SHORT EXERCISE – Pull out every line below holding the word "this".

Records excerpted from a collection
+++

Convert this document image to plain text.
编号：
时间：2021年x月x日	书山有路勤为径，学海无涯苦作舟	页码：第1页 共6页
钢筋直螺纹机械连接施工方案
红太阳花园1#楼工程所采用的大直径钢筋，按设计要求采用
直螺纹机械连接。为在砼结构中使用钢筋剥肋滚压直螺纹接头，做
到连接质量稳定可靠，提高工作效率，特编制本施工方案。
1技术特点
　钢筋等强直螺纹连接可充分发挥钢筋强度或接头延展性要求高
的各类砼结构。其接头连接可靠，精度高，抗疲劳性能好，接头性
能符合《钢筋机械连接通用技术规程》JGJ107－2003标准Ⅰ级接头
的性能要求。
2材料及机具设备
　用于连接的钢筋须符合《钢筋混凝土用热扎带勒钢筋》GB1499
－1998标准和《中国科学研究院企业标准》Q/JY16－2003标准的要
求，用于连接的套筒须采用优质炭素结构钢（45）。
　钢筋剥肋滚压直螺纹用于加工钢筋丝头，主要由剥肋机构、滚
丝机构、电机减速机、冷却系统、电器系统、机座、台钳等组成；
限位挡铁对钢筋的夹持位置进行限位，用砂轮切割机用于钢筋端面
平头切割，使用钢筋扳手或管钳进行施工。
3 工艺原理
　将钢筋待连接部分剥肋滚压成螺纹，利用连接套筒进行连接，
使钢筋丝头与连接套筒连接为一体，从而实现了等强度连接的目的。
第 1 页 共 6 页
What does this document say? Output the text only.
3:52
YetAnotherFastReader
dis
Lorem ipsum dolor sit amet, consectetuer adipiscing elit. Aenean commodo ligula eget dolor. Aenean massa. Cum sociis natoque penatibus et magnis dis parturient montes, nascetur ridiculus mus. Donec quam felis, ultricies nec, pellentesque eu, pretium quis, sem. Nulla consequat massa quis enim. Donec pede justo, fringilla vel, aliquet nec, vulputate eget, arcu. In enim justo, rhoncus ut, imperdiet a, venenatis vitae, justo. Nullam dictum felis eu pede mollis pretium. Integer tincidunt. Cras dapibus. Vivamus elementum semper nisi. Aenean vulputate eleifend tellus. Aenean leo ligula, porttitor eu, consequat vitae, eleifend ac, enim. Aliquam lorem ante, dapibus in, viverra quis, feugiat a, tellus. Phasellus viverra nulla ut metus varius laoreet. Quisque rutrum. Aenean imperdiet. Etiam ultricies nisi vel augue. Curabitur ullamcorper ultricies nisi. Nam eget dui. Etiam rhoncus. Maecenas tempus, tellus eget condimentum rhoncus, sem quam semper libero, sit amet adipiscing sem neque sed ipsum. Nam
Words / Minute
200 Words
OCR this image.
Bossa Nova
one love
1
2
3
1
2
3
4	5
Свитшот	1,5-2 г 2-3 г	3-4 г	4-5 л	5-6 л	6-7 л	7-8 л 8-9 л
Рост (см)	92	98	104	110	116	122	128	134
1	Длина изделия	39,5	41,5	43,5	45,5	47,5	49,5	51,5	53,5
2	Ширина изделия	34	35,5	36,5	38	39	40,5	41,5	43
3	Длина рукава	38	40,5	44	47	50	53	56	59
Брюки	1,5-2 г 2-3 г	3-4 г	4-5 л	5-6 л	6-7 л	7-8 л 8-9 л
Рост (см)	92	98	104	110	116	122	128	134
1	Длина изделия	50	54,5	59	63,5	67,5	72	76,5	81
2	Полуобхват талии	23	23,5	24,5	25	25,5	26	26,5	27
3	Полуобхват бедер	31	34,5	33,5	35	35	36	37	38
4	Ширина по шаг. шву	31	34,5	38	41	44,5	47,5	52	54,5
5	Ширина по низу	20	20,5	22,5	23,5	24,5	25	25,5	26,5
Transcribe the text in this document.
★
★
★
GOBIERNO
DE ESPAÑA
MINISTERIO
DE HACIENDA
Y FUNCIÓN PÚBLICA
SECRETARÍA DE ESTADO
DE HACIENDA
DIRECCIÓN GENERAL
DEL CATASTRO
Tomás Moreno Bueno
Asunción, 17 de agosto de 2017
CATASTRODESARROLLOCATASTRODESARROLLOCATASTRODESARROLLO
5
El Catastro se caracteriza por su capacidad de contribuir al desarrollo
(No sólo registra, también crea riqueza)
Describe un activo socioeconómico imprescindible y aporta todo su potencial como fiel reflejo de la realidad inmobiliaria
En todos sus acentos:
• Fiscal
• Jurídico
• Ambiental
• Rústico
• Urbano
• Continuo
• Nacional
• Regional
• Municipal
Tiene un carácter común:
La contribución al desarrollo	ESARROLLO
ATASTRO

+++

SOLUTION –
Convert this document image to plain text.
What does this document say? Output the text only.
OCR this image.
Transcribe the text in this document.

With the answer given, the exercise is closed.